Lists of layout items with their boxes
····················

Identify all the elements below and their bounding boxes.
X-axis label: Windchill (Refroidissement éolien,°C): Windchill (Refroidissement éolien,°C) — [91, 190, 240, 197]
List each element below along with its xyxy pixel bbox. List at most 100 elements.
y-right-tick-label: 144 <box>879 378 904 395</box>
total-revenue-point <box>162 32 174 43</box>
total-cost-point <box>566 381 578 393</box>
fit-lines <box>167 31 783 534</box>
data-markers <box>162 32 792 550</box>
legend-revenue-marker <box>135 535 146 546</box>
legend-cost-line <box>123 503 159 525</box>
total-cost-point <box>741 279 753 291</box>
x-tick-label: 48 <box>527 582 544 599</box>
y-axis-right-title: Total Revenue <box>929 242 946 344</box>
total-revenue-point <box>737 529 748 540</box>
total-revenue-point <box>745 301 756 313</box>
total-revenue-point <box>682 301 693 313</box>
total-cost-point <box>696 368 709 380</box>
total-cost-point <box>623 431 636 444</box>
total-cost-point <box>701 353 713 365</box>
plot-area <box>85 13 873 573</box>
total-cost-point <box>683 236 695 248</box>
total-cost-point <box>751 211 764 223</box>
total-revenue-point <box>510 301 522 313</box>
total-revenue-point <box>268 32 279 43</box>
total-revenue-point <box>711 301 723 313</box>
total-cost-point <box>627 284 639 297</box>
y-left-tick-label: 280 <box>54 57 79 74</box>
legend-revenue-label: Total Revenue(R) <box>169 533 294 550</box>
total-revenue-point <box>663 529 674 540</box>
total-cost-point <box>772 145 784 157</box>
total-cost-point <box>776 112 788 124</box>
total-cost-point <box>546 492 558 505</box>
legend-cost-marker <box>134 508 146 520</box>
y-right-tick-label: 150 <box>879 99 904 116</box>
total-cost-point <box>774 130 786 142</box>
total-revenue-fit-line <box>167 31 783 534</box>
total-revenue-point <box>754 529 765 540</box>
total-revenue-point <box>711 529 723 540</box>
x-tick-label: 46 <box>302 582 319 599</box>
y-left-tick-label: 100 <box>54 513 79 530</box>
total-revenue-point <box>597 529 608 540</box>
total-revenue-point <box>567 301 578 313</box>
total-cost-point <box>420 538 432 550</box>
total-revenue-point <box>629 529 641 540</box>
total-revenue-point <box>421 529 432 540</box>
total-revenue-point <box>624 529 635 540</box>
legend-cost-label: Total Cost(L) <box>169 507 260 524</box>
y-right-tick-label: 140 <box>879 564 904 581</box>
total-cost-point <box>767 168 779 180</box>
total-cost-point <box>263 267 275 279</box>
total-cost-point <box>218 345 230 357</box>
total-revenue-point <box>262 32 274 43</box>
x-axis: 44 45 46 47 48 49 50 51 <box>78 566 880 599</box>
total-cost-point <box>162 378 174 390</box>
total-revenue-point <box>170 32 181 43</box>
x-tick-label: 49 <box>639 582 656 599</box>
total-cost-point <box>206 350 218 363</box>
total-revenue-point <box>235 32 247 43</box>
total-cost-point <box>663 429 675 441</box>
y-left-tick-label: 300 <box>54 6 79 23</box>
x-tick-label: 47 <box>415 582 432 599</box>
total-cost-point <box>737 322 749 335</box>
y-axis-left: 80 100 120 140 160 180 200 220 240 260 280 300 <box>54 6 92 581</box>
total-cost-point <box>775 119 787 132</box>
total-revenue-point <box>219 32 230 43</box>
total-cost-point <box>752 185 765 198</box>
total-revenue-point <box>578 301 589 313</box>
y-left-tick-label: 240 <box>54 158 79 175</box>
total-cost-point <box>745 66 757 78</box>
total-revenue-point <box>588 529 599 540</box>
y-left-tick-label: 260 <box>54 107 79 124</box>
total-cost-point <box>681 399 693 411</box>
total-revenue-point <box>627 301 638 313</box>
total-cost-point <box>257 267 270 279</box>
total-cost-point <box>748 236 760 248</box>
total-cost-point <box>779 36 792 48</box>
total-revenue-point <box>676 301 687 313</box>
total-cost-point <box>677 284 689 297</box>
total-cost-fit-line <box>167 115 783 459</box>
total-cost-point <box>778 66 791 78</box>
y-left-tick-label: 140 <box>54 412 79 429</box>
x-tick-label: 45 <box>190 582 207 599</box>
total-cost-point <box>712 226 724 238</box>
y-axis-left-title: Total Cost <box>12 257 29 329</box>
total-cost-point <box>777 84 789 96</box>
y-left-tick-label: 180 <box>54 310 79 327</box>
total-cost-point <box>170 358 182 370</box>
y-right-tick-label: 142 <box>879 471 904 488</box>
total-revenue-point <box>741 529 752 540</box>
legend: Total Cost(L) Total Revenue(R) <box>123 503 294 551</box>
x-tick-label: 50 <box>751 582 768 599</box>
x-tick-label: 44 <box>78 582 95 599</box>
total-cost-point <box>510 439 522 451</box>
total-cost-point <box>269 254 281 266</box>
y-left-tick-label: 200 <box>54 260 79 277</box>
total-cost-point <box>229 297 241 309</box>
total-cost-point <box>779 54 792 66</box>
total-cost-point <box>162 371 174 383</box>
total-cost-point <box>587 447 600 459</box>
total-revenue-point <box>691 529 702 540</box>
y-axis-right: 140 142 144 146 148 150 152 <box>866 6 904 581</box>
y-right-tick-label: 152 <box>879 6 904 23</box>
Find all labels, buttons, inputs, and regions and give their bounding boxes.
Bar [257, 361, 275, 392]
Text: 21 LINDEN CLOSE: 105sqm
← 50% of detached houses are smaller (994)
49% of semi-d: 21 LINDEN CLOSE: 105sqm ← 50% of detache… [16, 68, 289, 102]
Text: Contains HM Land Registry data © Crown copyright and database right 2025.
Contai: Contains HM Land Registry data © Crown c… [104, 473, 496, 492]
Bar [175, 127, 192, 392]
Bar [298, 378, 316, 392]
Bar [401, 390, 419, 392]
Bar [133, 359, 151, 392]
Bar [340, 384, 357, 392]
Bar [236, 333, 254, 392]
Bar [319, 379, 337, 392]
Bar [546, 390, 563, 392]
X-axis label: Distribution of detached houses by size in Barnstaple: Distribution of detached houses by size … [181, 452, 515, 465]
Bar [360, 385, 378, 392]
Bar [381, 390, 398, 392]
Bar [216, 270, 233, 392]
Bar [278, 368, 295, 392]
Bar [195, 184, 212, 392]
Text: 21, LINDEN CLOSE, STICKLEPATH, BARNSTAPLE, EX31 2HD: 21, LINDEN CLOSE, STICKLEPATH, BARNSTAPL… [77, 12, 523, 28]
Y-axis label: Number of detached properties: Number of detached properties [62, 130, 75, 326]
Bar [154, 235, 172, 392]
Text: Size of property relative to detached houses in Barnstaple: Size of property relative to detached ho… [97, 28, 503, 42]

····················

* **STATED EXERCISE**: Output every one of the entries above again, character for character, with nothing changed or left out.

* **RESPONSE**:
Identify all the elements below and their bounding boxes.
X-axis label: Windchill (Refroidissement éolien,°C): Windchill (Refroidissement éolien,°C) — [91, 190, 240, 197]
List each element below along with its xyxy pixel bbox. List at most 100 elements.
y-right-tick-label: 144 <box>879 378 904 395</box>
total-revenue-point <box>162 32 174 43</box>
total-cost-point <box>566 381 578 393</box>
fit-lines <box>167 31 783 534</box>
data-markers <box>162 32 792 550</box>
legend-revenue-marker <box>135 535 146 546</box>
legend-cost-line <box>123 503 159 525</box>
total-cost-point <box>741 279 753 291</box>
x-tick-label: 48 <box>527 582 544 599</box>
y-axis-right-title: Total Revenue <box>929 242 946 344</box>
total-revenue-point <box>737 529 748 540</box>
total-revenue-point <box>745 301 756 313</box>
total-revenue-point <box>682 301 693 313</box>
total-cost-point <box>696 368 709 380</box>
total-cost-point <box>623 431 636 444</box>
total-cost-point <box>701 353 713 365</box>
plot-area <box>85 13 873 573</box>
total-cost-point <box>683 236 695 248</box>
total-cost-point <box>751 211 764 223</box>
total-revenue-point <box>510 301 522 313</box>
total-revenue-point <box>268 32 279 43</box>
total-revenue-point <box>711 301 723 313</box>
total-cost-point <box>627 284 639 297</box>
y-left-tick-label: 280 <box>54 57 79 74</box>
legend-revenue-label: Total Revenue(R) <box>169 533 294 550</box>
total-revenue-point <box>663 529 674 540</box>
total-cost-point <box>772 145 784 157</box>
total-cost-point <box>776 112 788 124</box>
total-cost-point <box>546 492 558 505</box>
legend-cost-marker <box>134 508 146 520</box>
y-right-tick-label: 150 <box>879 99 904 116</box>
total-cost-point <box>774 130 786 142</box>
total-revenue-fit-line <box>167 31 783 534</box>
total-revenue-point <box>754 529 765 540</box>
total-revenue-point <box>711 529 723 540</box>
x-tick-label: 46 <box>302 582 319 599</box>
y-left-tick-label: 100 <box>54 513 79 530</box>
total-revenue-point <box>597 529 608 540</box>
total-revenue-point <box>567 301 578 313</box>
total-cost-point <box>420 538 432 550</box>
total-revenue-point <box>629 529 641 540</box>
total-revenue-point <box>421 529 432 540</box>
total-revenue-point <box>624 529 635 540</box>
legend-cost-label: Total Cost(L) <box>169 507 260 524</box>
y-right-tick-label: 140 <box>879 564 904 581</box>
total-cost-point <box>767 168 779 180</box>
total-cost-point <box>263 267 275 279</box>
total-cost-point <box>218 345 230 357</box>
total-revenue-point <box>262 32 274 43</box>
x-axis: 44 45 46 47 48 49 50 51 <box>78 566 880 599</box>
total-cost-point <box>162 378 174 390</box>
total-revenue-point <box>170 32 181 43</box>
x-tick-label: 49 <box>639 582 656 599</box>
total-cost-point <box>206 350 218 363</box>
total-revenue-point <box>235 32 247 43</box>
total-cost-point <box>663 429 675 441</box>
y-left-tick-label: 300 <box>54 6 79 23</box>
x-tick-label: 47 <box>415 582 432 599</box>
total-cost-point <box>737 322 749 335</box>
y-axis-left: 80 100 120 140 160 180 200 220 240 260 280 300 <box>54 6 92 581</box>
total-cost-point <box>775 119 787 132</box>
total-revenue-point <box>219 32 230 43</box>
total-cost-point <box>752 185 765 198</box>
total-revenue-point <box>578 301 589 313</box>
y-left-tick-label: 240 <box>54 158 79 175</box>
total-cost-point <box>745 66 757 78</box>
total-revenue-point <box>588 529 599 540</box>
y-left-tick-label: 260 <box>54 107 79 124</box>
total-cost-point <box>681 399 693 411</box>
total-revenue-point <box>627 301 638 313</box>
total-cost-point <box>257 267 270 279</box>
total-cost-point <box>748 236 760 248</box>
total-cost-point <box>779 36 792 48</box>
total-revenue-point <box>676 301 687 313</box>
total-cost-point <box>677 284 689 297</box>
total-cost-fit-line <box>167 115 783 459</box>
total-cost-point <box>778 66 791 78</box>
y-left-tick-label: 140 <box>54 412 79 429</box>
x-tick-label: 45 <box>190 582 207 599</box>
total-cost-point <box>712 226 724 238</box>
y-axis-left-title: Total Cost <box>12 257 29 329</box>
total-cost-point <box>777 84 789 96</box>
y-left-tick-label: 180 <box>54 310 79 327</box>
total-cost-point <box>170 358 182 370</box>
y-right-tick-label: 142 <box>879 471 904 488</box>
total-revenue-point <box>741 529 752 540</box>
legend: Total Cost(L) Total Revenue(R) <box>123 503 294 551</box>
x-tick-label: 50 <box>751 582 768 599</box>
x-tick-label: 44 <box>78 582 95 599</box>
total-cost-point <box>510 439 522 451</box>
total-cost-point <box>269 254 281 266</box>
y-left-tick-label: 200 <box>54 260 79 277</box>
total-cost-point <box>229 297 241 309</box>
total-cost-point <box>779 54 792 66</box>
total-cost-point <box>162 371 174 383</box>
total-cost-point <box>587 447 600 459</box>
total-revenue-point <box>691 529 702 540</box>
y-axis-right: 140 142 144 146 148 150 152 <box>866 6 904 581</box>
y-right-tick-label: 152 <box>879 6 904 23</box>
Find all labels, buttons, inputs, and regions and give their bounding boxes.
Bar [257, 361, 275, 392]
Text: 21 LINDEN CLOSE: 105sqm
← 50% of detached houses are smaller (994)
49% of semi-d: 21 LINDEN CLOSE: 105sqm ← 50% of detache… [16, 68, 289, 102]
Text: Contains HM Land Registry data © Crown copyright and database right 2025.
Contai: Contains HM Land Registry data © Crown c… [104, 473, 496, 492]
Bar [175, 127, 192, 392]
Bar [298, 378, 316, 392]
Bar [401, 390, 419, 392]
Bar [133, 359, 151, 392]
Bar [340, 384, 357, 392]
Bar [236, 333, 254, 392]
Bar [319, 379, 337, 392]
Bar [546, 390, 563, 392]
X-axis label: Distribution of detached houses by size in Barnstaple: Distribution of detached houses by size … [181, 452, 515, 465]
Bar [360, 385, 378, 392]
Bar [381, 390, 398, 392]
Bar [216, 270, 233, 392]
Bar [278, 368, 295, 392]
Bar [195, 184, 212, 392]
Text: 21, LINDEN CLOSE, STICKLEPATH, BARNSTAPLE, EX31 2HD: 21, LINDEN CLOSE, STICKLEPATH, BARNSTAPL… [77, 12, 523, 28]
Y-axis label: Number of detached properties: Number of detached properties [62, 130, 75, 326]
Bar [154, 235, 172, 392]
Text: Size of property relative to detached houses in Barnstaple: Size of property relative to detached ho… [97, 28, 503, 42]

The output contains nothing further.